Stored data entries
◇ ◇ ◇ ◇

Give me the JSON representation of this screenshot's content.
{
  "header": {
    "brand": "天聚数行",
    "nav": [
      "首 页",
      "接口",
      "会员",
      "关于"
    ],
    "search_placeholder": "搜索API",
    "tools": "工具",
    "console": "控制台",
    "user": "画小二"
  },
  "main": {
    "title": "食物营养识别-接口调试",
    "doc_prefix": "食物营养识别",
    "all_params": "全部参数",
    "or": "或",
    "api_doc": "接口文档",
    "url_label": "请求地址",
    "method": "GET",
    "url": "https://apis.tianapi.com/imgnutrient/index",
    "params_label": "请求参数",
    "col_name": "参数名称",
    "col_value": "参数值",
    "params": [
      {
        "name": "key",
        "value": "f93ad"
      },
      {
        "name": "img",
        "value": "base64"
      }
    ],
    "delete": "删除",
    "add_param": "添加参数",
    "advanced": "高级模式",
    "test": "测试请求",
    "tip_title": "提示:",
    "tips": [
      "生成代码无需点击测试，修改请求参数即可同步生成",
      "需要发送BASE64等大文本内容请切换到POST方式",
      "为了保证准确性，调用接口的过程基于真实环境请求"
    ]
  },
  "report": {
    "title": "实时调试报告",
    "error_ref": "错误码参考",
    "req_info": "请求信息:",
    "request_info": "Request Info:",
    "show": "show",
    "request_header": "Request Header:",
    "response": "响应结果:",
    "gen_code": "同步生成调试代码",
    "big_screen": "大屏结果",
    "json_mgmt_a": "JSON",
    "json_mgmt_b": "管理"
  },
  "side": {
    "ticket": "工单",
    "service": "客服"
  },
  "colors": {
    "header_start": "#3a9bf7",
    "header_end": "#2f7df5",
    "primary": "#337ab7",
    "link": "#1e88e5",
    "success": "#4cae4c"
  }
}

◇ ◇ ◇ ◇

▸ What you are asked to do
From the preceding material, extract every line exactly.

▸ Reply
Give me the JSON representation of this screenshot's content.
{
  "header": {
    "brand": "天聚数行",
    "nav": [
      "首 页",
      "接口",
      "会员",
      "关于"
    ],
    "search_placeholder": "搜索API",
    "tools": "工具",
    "console": "控制台",
    "user": "画小二"
  },
  "main": {
    "title": "食物营养识别-接口调试",
    "doc_prefix": "食物营养识别",
    "all_params": "全部参数",
    "or": "或",
    "api_doc": "接口文档",
    "url_label": "请求地址",
    "method": "GET",
    "url": "https://apis.tianapi.com/imgnutrient/index",
    "params_label": "请求参数",
    "col_name": "参数名称",
    "col_value": "参数值",
    "params": [
      {
        "name": "key",
        "value": "f93ad"
      },
      {
        "name": "img",
        "value": "base64"
      }
    ],
    "delete": "删除",
    "add_param": "添加参数",
    "advanced": "高级模式",
    "test": "测试请求",
    "tip_title": "提示:",
    "tips": [
      "生成代码无需点击测试，修改请求参数即可同步生成",
      "需要发送BASE64等大文本内容请切换到POST方式",
      "为了保证准确性，调用接口的过程基于真实环境请求"
    ]
  },
  "report": {
    "title": "实时调试报告",
    "error_ref": "错误码参考",
    "req_info": "请求信息:",
    "request_info": "Request Info:",
    "show": "show",
    "request_header": "Request Header:",
    "response": "响应结果:",
    "gen_code": "同步生成调试代码",
    "big_screen": "大屏结果",
    "json_mgmt_a": "JSON",
    "json_mgmt_b": "管理"
  },
  "side": {
    "ticket": "工单",
    "service": "客服"
  },
  "colors": {
    "header_start": "#3a9bf7",
    "header_end": "#2f7df5",
    "primary": "#337ab7",
    "link": "#1e88e5",
    "success": "#4cae4c"
  }
}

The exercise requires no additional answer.